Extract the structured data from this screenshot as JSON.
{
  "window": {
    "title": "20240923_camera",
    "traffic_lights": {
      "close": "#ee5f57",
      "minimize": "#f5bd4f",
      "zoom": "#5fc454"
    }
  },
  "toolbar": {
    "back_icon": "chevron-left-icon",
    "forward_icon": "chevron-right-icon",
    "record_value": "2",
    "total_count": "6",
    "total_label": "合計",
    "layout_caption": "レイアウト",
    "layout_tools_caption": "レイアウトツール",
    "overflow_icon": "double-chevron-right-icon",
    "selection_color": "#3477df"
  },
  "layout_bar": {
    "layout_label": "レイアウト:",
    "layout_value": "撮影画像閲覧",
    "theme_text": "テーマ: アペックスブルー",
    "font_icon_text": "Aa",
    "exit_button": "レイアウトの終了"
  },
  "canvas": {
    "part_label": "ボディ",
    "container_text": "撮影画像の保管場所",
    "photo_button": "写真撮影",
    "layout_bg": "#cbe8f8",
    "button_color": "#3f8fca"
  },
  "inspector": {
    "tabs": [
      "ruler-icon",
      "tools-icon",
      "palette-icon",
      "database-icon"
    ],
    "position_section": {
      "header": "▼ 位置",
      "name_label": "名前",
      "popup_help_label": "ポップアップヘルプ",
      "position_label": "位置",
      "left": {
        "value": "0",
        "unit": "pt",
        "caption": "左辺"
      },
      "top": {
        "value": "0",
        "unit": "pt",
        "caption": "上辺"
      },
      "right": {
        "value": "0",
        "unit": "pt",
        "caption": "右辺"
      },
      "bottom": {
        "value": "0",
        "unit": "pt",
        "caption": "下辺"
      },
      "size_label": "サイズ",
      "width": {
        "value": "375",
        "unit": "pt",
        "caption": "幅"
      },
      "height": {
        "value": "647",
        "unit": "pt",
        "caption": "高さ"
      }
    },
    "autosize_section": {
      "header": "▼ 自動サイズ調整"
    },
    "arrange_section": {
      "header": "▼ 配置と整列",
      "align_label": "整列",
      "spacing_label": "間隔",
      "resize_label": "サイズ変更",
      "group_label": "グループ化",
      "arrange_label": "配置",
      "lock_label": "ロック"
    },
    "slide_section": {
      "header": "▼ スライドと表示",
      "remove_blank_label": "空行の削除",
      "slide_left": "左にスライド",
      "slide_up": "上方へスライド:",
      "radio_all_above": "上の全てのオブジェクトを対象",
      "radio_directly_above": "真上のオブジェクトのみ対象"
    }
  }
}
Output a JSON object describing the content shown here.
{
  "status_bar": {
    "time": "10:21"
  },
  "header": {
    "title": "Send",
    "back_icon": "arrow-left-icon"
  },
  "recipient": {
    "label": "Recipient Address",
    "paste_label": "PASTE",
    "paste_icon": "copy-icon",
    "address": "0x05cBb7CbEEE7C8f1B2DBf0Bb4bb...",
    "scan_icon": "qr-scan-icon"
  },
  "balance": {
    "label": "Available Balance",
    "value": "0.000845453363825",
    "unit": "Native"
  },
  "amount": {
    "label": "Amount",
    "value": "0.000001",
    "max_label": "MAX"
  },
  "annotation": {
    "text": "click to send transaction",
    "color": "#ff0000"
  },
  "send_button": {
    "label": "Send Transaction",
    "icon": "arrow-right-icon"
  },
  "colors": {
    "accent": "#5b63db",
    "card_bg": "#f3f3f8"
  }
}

-*-

▶ _Stated problem_:
Copy exactly, and only, the lines from the one containing "Output a JSON" through the last line of the listing.

▶ _Reply_:
Output a JSON object describing the content shown here.
{
  "status_bar": {
    "time": "10:21"
  },
  "header": {
    "title": "Send",
    "back_icon": "arrow-left-icon"
  },
  "recipient": {
    "label": "Recipient Address",
    "paste_label": "PASTE",
    "paste_icon": "copy-icon",
    "address": "0x05cBb7CbEEE7C8f1B2DBf0Bb4bb...",
    "scan_icon": "qr-scan-icon"
  },
  "balance": {
    "label": "Available Balance",
    "value": "0.000845453363825",
    "unit": "Native"
  },
  "amount": {
    "label": "Amount",
    "value": "0.000001",
    "max_label": "MAX"
  },
  "annotation": {
    "text": "click to send transaction",
    "color": "#ff0000"
  },
  "send_button": {
    "label": "Send Transaction",
    "icon": "arrow-right-icon"
  },
  "colors": {
    "accent": "#5b63db",
    "card_bg": "#f3f3f8"
  }
}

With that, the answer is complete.